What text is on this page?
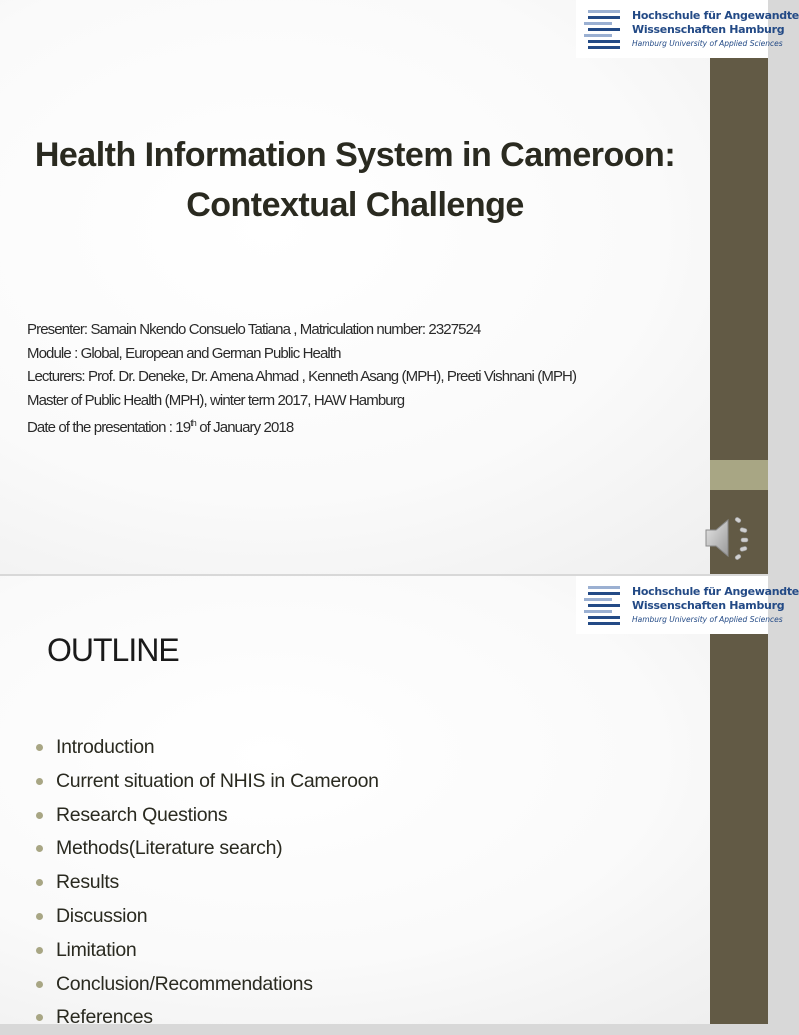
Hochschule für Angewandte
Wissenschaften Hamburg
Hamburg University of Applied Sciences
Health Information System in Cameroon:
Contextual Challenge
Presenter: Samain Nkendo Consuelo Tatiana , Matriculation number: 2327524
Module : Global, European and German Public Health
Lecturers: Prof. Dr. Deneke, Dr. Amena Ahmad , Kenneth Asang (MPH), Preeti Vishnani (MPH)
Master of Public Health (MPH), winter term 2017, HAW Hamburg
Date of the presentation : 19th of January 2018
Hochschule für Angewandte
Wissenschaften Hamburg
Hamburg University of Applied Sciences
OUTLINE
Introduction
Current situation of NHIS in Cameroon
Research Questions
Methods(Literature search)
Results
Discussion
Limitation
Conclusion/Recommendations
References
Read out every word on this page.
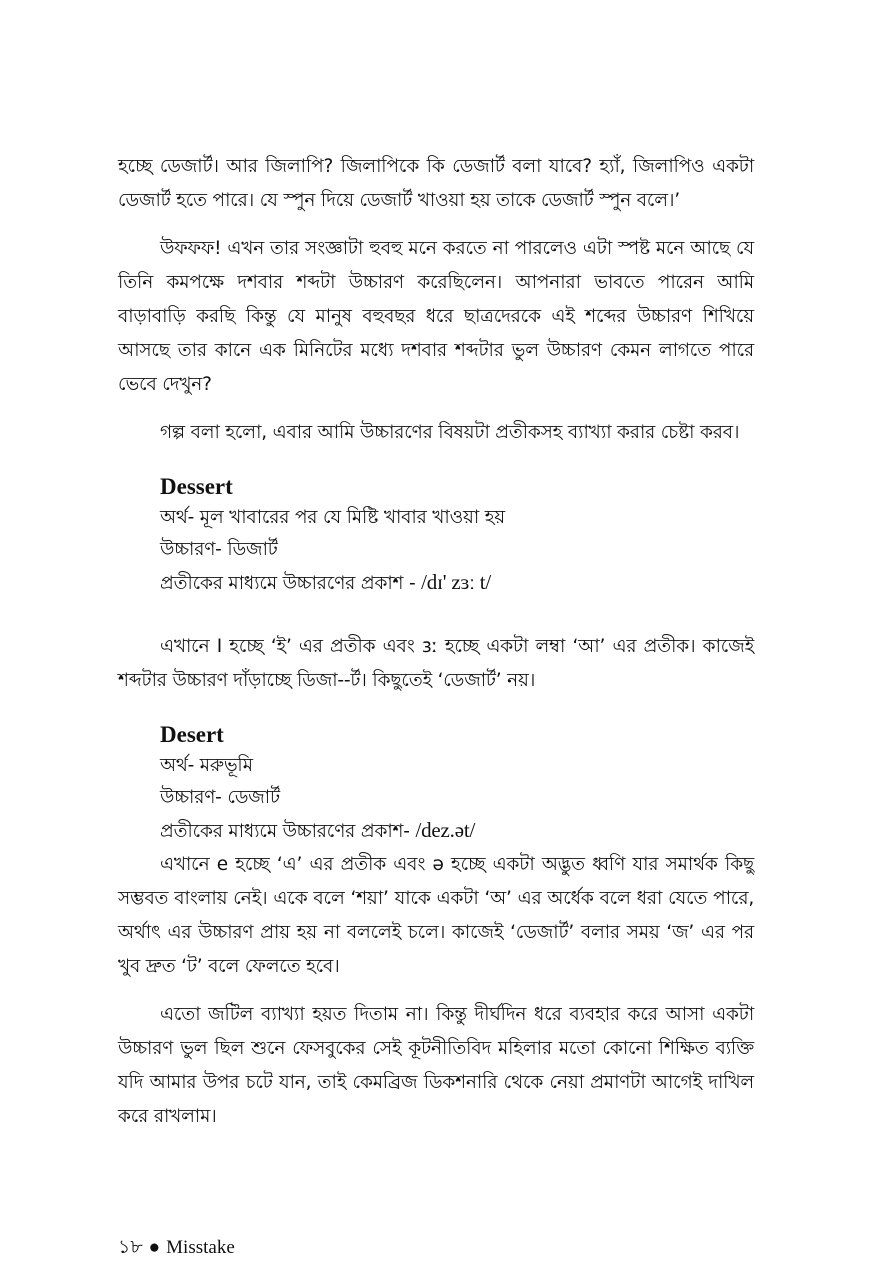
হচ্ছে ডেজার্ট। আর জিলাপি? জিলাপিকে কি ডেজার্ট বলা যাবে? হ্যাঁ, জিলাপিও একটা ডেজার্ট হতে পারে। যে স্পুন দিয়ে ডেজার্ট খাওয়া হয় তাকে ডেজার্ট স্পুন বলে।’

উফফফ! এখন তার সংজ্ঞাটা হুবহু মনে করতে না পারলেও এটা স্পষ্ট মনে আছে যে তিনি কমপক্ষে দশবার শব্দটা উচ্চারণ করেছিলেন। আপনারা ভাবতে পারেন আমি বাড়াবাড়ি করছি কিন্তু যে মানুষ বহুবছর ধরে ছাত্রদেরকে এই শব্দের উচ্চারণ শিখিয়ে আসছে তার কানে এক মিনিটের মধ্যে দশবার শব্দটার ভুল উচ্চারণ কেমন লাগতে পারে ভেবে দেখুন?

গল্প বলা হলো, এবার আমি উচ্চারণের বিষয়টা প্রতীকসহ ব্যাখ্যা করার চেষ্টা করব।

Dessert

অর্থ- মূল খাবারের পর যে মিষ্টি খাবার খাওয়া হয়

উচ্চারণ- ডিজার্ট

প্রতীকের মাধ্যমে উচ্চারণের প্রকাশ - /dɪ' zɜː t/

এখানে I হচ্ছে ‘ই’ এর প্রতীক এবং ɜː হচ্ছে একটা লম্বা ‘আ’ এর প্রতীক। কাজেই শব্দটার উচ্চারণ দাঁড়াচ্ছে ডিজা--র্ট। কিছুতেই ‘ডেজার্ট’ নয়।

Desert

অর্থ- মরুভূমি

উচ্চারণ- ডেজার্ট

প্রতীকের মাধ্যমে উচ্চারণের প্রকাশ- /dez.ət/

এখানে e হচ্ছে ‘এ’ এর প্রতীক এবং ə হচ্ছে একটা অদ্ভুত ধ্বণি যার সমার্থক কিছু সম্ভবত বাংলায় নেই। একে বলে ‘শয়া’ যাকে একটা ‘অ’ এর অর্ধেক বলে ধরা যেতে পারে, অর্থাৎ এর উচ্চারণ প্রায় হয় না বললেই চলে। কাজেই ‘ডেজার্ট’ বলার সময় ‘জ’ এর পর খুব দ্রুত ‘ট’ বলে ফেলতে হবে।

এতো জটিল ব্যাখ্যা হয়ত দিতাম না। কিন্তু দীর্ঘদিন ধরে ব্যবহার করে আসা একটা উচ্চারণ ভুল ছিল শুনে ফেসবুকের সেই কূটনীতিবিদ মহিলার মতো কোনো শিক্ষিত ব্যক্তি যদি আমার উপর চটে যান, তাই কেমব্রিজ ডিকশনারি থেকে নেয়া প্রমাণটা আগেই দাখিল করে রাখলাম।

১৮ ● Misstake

__________________________________________________

◆ Exercise description ◆
In the entries above, find each line with the string "this" and copy it.

◆ Response to the exercise ◆
What text is on this page?
Read out every word on this page.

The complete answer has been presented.